=== Directive ===
Locate the lines where "your" occurs and copy them as they stand.

Dataset records:

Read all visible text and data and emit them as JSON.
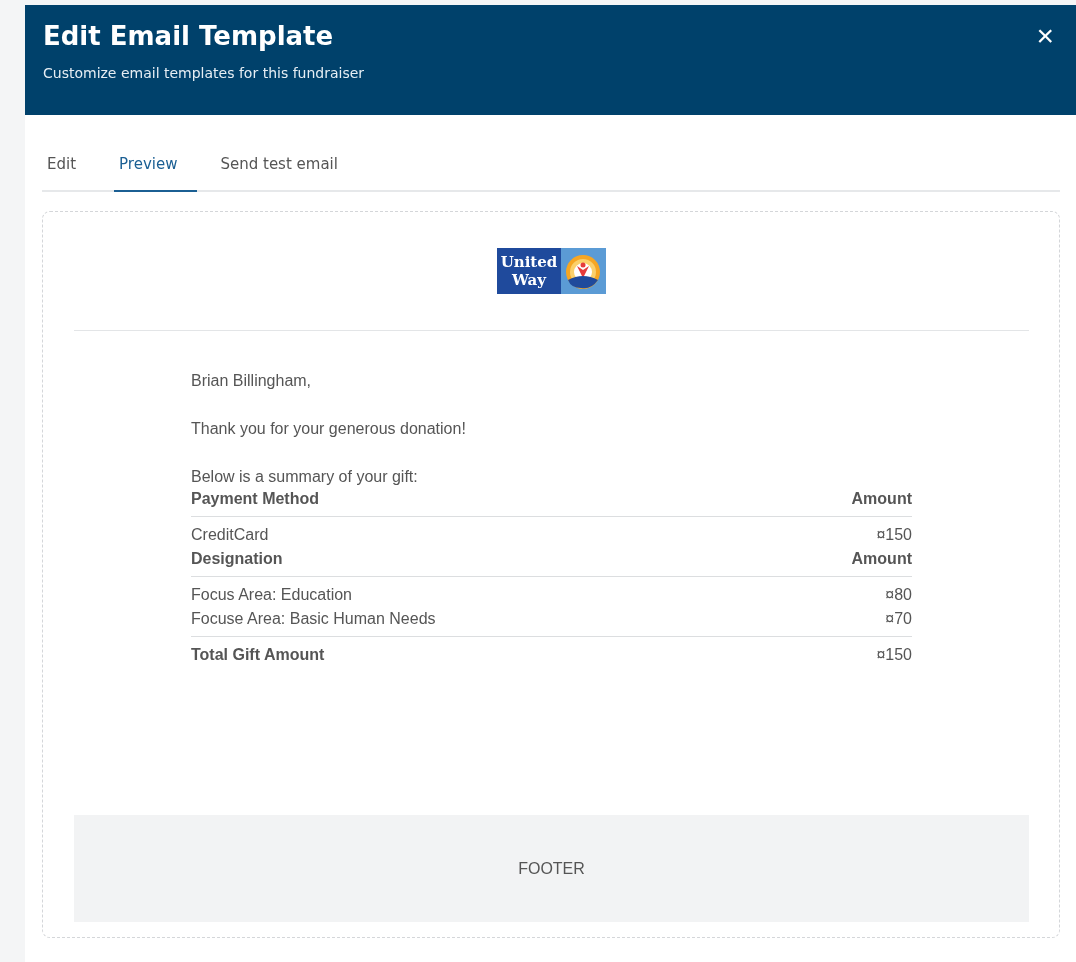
{
  "dialog": {
    "title": "Edit Email Template",
    "subtitle": "Customize email templates for this fundraiser",
    "close": "×"
  },
  "tabs": [
    {
      "label": "Edit",
      "selected": false
    },
    {
      "label": "Preview",
      "selected": true
    },
    {
      "label": "Send test email",
      "selected": false
    }
  ],
  "preview": {
    "logo": {
      "line1": "United",
      "line2": "Way"
    },
    "greeting": "Brian Billingham,",
    "thanks": "Thank you for your generous donation!",
    "summary_intro": "Below is a summary of your gift:",
    "sections": [
      {
        "heading": "Payment Method",
        "amount_heading": "Amount",
        "rows": [
          {
            "label": "CreditCard",
            "amount": "¤150"
          }
        ]
      },
      {
        "heading": "Designation",
        "amount_heading": "Amount",
        "rows": [
          {
            "label": "Focus Area: Education",
            "amount": "¤80"
          },
          {
            "label": "Focuse Area: Basic Human Needs",
            "amount": "¤70"
          }
        ]
      }
    ],
    "total": {
      "label": "Total Gift Amount",
      "amount": "¤150"
    },
    "footer": "FOOTER"
  }
}
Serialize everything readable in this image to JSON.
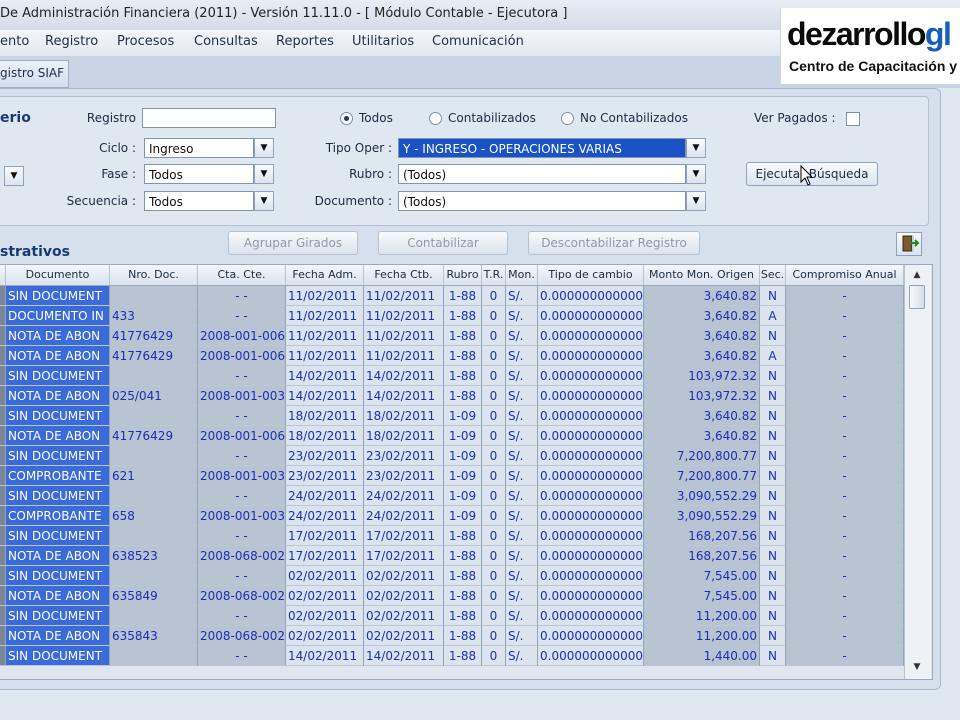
{
  "window": {
    "title": "De Administración Financiera (2011) - Versión 11.11.0 - [ Módulo Contable - Ejecutora ]"
  },
  "menu": [
    "ento",
    "Registro",
    "Procesos",
    "Consultas",
    "Reportes",
    "Utilitarios",
    "Comunicación"
  ],
  "tab": {
    "label": "gistro SIAF"
  },
  "logo": {
    "line1_main": "dezarrollo",
    "line1_accent": "gl",
    "line2": "Centro de Capacitación y"
  },
  "filters": {
    "section_title": "erio",
    "registro_label": "Registro",
    "registro_value": "",
    "ciclo_label": "Ciclo :",
    "ciclo_value": "Ingreso",
    "fase_label": "Fase :",
    "fase_value": "Todos",
    "secuencia_label": "Secuencia :",
    "secuencia_value": "Todos",
    "radio_todos": "Todos",
    "radio_contabilizados": "Contabilizados",
    "radio_no_contabilizados": "No Contabilizados",
    "tipo_oper_label": "Tipo Oper :",
    "tipo_oper_value": "Y - INGRESO - OPERACIONES VARIAS",
    "rubro_label": "Rubro :",
    "rubro_value": "(Todos)",
    "documento_label": "Documento :",
    "documento_value": "(Todos)",
    "ver_pagados_label": "Ver Pagados :",
    "search_button": "Ejecutar Búsqueda"
  },
  "actions": {
    "section_title": "strativos",
    "agrupar": "Agrupar Girados",
    "contabilizar": "Contabilizar",
    "descontabilizar": "Descontabilizar Registro"
  },
  "grid": {
    "headers": [
      "Documento",
      "Nro. Doc.",
      "Cta. Cte.",
      "Fecha Adm.",
      "Fecha Ctb.",
      "Rubro",
      "T.R.",
      "Mon.",
      "Tipo de cambio",
      "Monto Mon. Origen",
      "Sec.",
      "Compromiso Anual"
    ],
    "rows": [
      [
        "SIN DOCUMENT",
        "",
        "-  -",
        "11/02/2011",
        "11/02/2011",
        "1-88",
        "0",
        "S/.",
        "0.000000000000",
        "3,640.82",
        "N",
        "-"
      ],
      [
        "DOCUMENTO IN",
        "433",
        "-  -",
        "11/02/2011",
        "11/02/2011",
        "1-88",
        "0",
        "S/.",
        "0.000000000000",
        "3,640.82",
        "A",
        "-"
      ],
      [
        "NOTA DE ABON",
        "41776429",
        "2008-001-006",
        "11/02/2011",
        "11/02/2011",
        "1-88",
        "0",
        "S/.",
        "0.000000000000",
        "3,640.82",
        "N",
        "-"
      ],
      [
        "NOTA DE ABON",
        "41776429",
        "2008-001-006",
        "11/02/2011",
        "11/02/2011",
        "1-88",
        "0",
        "S/.",
        "0.000000000000",
        "3,640.82",
        "A",
        "-"
      ],
      [
        "SIN DOCUMENT",
        "",
        "-  -",
        "14/02/2011",
        "14/02/2011",
        "1-88",
        "0",
        "S/.",
        "0.000000000000",
        "103,972.32",
        "N",
        "-"
      ],
      [
        "NOTA DE ABON",
        "025/041",
        "2008-001-003",
        "14/02/2011",
        "14/02/2011",
        "1-88",
        "0",
        "S/.",
        "0.000000000000",
        "103,972.32",
        "N",
        "-"
      ],
      [
        "SIN DOCUMENT",
        "",
        "-  -",
        "18/02/2011",
        "18/02/2011",
        "1-09",
        "0",
        "S/.",
        "0.000000000000",
        "3,640.82",
        "N",
        "-"
      ],
      [
        "NOTA DE ABON",
        "41776429",
        "2008-001-006",
        "18/02/2011",
        "18/02/2011",
        "1-09",
        "0",
        "S/.",
        "0.000000000000",
        "3,640.82",
        "N",
        "-"
      ],
      [
        "SIN DOCUMENT",
        "",
        "-  -",
        "23/02/2011",
        "23/02/2011",
        "1-09",
        "0",
        "S/.",
        "0.000000000000",
        "7,200,800.77",
        "N",
        "-"
      ],
      [
        "COMPROBANTE",
        "621",
        "2008-001-003",
        "23/02/2011",
        "23/02/2011",
        "1-09",
        "0",
        "S/.",
        "0.000000000000",
        "7,200,800.77",
        "N",
        "-"
      ],
      [
        "SIN DOCUMENT",
        "",
        "-  -",
        "24/02/2011",
        "24/02/2011",
        "1-09",
        "0",
        "S/.",
        "0.000000000000",
        "3,090,552.29",
        "N",
        "-"
      ],
      [
        "COMPROBANTE",
        "658",
        "2008-001-003",
        "24/02/2011",
        "24/02/2011",
        "1-09",
        "0",
        "S/.",
        "0.000000000000",
        "3,090,552.29",
        "N",
        "-"
      ],
      [
        "SIN DOCUMENT",
        "",
        "-  -",
        "17/02/2011",
        "17/02/2011",
        "1-88",
        "0",
        "S/.",
        "0.000000000000",
        "168,207.56",
        "N",
        "-"
      ],
      [
        "NOTA DE ABON",
        "638523",
        "2008-068-002",
        "17/02/2011",
        "17/02/2011",
        "1-88",
        "0",
        "S/.",
        "0.000000000000",
        "168,207.56",
        "N",
        "-"
      ],
      [
        "SIN DOCUMENT",
        "",
        "-  -",
        "02/02/2011",
        "02/02/2011",
        "1-88",
        "0",
        "S/.",
        "0.000000000000",
        "7,545.00",
        "N",
        "-"
      ],
      [
        "NOTA DE ABON",
        "635849",
        "2008-068-002",
        "02/02/2011",
        "02/02/2011",
        "1-88",
        "0",
        "S/.",
        "0.000000000000",
        "7,545.00",
        "N",
        "-"
      ],
      [
        "SIN DOCUMENT",
        "",
        "-  -",
        "02/02/2011",
        "02/02/2011",
        "1-88",
        "0",
        "S/.",
        "0.000000000000",
        "11,200.00",
        "N",
        "-"
      ],
      [
        "NOTA DE ABON",
        "635843",
        "2008-068-002",
        "02/02/2011",
        "02/02/2011",
        "1-88",
        "0",
        "S/.",
        "0.000000000000",
        "11,200.00",
        "N",
        "-"
      ],
      [
        "SIN DOCUMENT",
        "",
        "-  -",
        "14/02/2011",
        "14/02/2011",
        "1-88",
        "0",
        "S/.",
        "0.000000000000",
        "1,440.00",
        "N",
        "-"
      ]
    ]
  }
}
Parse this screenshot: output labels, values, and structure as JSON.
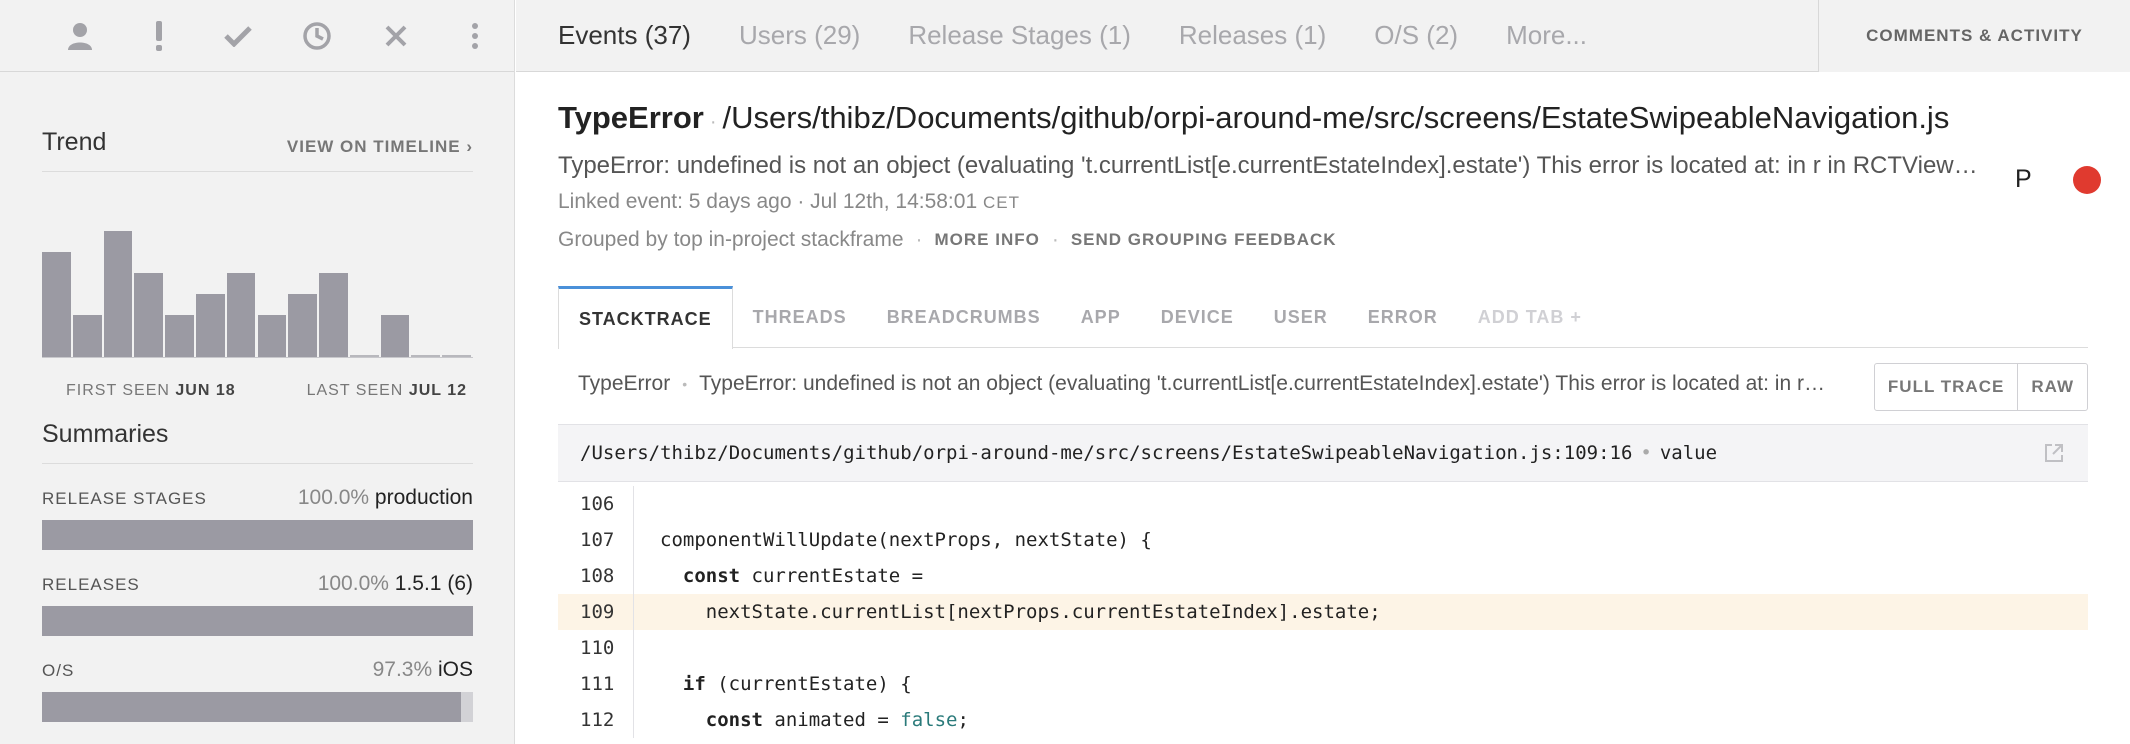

=== The reply ===
    "thanks": "Thank you for your generous donation!",
    "summary_intro": "Below is a summary of your gift:",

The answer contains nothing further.